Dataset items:
* start *
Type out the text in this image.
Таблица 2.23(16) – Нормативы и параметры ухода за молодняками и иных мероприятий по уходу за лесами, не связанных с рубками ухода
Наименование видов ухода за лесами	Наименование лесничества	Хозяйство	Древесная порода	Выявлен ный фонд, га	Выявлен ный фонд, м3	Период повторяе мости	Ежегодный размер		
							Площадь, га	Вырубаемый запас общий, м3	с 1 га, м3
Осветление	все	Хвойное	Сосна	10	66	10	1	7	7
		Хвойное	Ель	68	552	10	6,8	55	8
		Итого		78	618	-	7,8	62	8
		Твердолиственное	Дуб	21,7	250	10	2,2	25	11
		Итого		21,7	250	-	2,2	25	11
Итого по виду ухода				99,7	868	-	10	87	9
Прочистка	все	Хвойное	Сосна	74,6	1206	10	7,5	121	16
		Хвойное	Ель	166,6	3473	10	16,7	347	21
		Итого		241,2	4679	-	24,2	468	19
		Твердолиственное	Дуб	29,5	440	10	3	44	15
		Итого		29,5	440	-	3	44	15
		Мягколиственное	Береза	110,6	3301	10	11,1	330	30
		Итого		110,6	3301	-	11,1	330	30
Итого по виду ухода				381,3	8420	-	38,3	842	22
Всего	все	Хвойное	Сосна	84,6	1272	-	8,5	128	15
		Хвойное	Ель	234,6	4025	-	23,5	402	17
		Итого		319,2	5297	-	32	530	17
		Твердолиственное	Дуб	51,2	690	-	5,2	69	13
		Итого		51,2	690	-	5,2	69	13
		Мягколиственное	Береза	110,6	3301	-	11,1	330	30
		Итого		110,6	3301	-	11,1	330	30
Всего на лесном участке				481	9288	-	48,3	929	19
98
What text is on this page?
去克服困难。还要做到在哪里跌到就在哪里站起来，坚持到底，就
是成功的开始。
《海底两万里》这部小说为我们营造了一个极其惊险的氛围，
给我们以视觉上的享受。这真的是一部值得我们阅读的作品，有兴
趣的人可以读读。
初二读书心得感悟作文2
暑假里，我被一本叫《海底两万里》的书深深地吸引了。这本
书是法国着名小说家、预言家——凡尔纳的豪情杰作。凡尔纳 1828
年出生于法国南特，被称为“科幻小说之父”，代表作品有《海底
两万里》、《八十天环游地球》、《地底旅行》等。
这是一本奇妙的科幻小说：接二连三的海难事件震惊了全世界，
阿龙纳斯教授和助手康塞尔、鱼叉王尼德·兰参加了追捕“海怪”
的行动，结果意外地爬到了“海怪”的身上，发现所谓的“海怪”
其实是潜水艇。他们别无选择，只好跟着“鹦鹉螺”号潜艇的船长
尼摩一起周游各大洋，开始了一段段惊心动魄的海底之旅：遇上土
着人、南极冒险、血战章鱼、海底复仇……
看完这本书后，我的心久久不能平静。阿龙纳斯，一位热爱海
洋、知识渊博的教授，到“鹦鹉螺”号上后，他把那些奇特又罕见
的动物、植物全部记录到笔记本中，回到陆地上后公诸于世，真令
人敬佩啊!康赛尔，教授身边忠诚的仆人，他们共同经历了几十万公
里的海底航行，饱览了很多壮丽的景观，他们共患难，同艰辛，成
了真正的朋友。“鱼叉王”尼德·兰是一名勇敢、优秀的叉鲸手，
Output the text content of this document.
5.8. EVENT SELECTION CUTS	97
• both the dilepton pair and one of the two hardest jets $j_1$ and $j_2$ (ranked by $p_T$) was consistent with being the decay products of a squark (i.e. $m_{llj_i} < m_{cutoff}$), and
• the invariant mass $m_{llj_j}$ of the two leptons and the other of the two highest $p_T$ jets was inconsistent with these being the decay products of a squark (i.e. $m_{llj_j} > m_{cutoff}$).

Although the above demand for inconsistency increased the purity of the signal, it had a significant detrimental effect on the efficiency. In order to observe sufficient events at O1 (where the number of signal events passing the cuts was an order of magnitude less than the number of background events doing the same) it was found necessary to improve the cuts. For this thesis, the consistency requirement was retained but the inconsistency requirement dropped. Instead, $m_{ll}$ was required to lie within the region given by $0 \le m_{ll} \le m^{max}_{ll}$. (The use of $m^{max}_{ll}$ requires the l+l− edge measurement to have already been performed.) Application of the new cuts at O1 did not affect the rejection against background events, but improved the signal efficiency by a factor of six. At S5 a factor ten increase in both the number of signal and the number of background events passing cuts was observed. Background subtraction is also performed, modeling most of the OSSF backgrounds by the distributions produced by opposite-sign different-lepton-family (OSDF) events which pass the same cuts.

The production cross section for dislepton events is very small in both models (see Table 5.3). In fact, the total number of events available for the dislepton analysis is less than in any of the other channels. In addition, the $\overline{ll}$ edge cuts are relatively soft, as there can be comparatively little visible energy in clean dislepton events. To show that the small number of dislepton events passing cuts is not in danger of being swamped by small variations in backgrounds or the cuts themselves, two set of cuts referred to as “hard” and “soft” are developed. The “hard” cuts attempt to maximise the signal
* end *
BRIEF:
Each line of the material above needs to be quoted exactly, please.

OUTPUT FOR THIS TASK:
Type out the text in this image.
Таблица 2.23(16) – Нормативы и параметры ухода за молодняками и иных мероприятий по уходу за лесами, не связанных с рубками ухода
Наименование видов ухода за лесами	Наименование лесничества	Хозяйство	Древесная порода	Выявлен ный фонд, га	Выявлен ный фонд, м3	Период повторяе мости	Ежегодный размер		
							Площадь, га	Вырубаемый запас общий, м3	с 1 га, м3
Осветление	все	Хвойное	Сосна	10	66	10	1	7	7
		Хвойное	Ель	68	552	10	6,8	55	8
		Итого		78	618	-	7,8	62	8
		Твердолиственное	Дуб	21,7	250	10	2,2	25	11
		Итого		21,7	250	-	2,2	25	11
Итого по виду ухода				99,7	868	-	10	87	9
Прочистка	все	Хвойное	Сосна	74,6	1206	10	7,5	121	16
		Хвойное	Ель	166,6	3473	10	16,7	347	21
		Итого		241,2	4679	-	24,2	468	19
		Твердолиственное	Дуб	29,5	440	10	3	44	15
		Итого		29,5	440	-	3	44	15
		Мягколиственное	Береза	110,6	3301	10	11,1	330	30
		Итого		110,6	3301	-	11,1	330	30
Итого по виду ухода				381,3	8420	-	38,3	842	22
Всего	все	Хвойное	Сосна	84,6	1272	-	8,5	128	15
		Хвойное	Ель	234,6	4025	-	23,5	402	17
		Итого		319,2	5297	-	32	530	17
		Твердолиственное	Дуб	51,2	690	-	5,2	69	13
		Итого		51,2	690	-	5,2	69	13
		Мягколиственное	Береза	110,6	3301	-	11,1	330	30
		Итого		110,6	3301	-	11,1	330	30
Всего на лесном участке				481	9288	-	48,3	929	19
98
What text is on this page?
去克服困难。还要做到在哪里跌到就在哪里站起来，坚持到底，就
是成功的开始。
《海底两万里》这部小说为我们营造了一个极其惊险的氛围，
给我们以视觉上的享受。这真的是一部值得我们阅读的作品，有兴
趣的人可以读读。
初二读书心得感悟作文2
暑假里，我被一本叫《海底两万里》的书深深地吸引了。这本
书是法国着名小说家、预言家——凡尔纳的豪情杰作。凡尔纳 1828
年出生于法国南特，被称为“科幻小说之父”，代表作品有《海底
两万里》、《八十天环游地球》、《地底旅行》等。
这是一本奇妙的科幻小说：接二连三的海难事件震惊了全世界，
阿龙纳斯教授和助手康塞尔、鱼叉王尼德·兰参加了追捕“海怪”
的行动，结果意外地爬到了“海怪”的身上，发现所谓的“海怪”
其实是潜水艇。他们别无选择，只好跟着“鹦鹉螺”号潜艇的船长
尼摩一起周游各大洋，开始了一段段惊心动魄的海底之旅：遇上土
着人、南极冒险、血战章鱼、海底复仇……
看完这本书后，我的心久久不能平静。阿龙纳斯，一位热爱海
洋、知识渊博的教授，到“鹦鹉螺”号上后，他把那些奇特又罕见
的动物、植物全部记录到笔记本中，回到陆地上后公诸于世，真令
人敬佩啊!康赛尔，教授身边忠诚的仆人，他们共同经历了几十万公
里的海底航行，饱览了很多壮丽的景观，他们共患难，同艰辛，成
了真正的朋友。“鱼叉王”尼德·兰是一名勇敢、优秀的叉鲸手，
Output the text content of this document.
5.8. EVENT SELECTION CUTS	97
• both the dilepton pair and one of the two hardest jets $j_1$ and $j_2$ (ranked by $p_T$) was consistent with being the decay products of a squark (i.e. $m_{llj_i} < m_{cutoff}$), and
• the invariant mass $m_{llj_j}$ of the two leptons and the other of the two highest $p_T$ jets was inconsistent with these being the decay products of a squark (i.e. $m_{llj_j} > m_{cutoff}$).

Although the above demand for inconsistency increased the purity of the signal, it had a significant detrimental effect on the efficiency. In order to observe sufficient events at O1 (where the number of signal events passing the cuts was an order of magnitude less than the number of background events doing the same) it was found necessary to improve the cuts. For this thesis, the consistency requirement was retained but the inconsistency requirement dropped. Instead, $m_{ll}$ was required to lie within the region given by $0 \le m_{ll} \le m^{max}_{ll}$. (The use of $m^{max}_{ll}$ requires the l+l− edge measurement to have already been performed.) Application of the new cuts at O1 did not affect the rejection against background events, but improved the signal efficiency by a factor of six. At S5 a factor ten increase in both the number of signal and the number of background events passing cuts was observed. Background subtraction is also performed, modeling most of the OSSF backgrounds by the distributions produced by opposite-sign different-lepton-family (OSDF) events which pass the same cuts.

The production cross section for dislepton events is very small in both models (see Table 5.3). In fact, the total number of events available for the dislepton analysis is less than in any of the other channels. In addition, the $\overline{ll}$ edge cuts are relatively soft, as there can be comparatively little visible energy in clean dislepton events. To show that the small number of dislepton events passing cuts is not in danger of being swamped by small variations in backgrounds or the cuts themselves, two set of cuts referred to as “hard” and “soft” are developed. The “hard” cuts attempt to maximise the signal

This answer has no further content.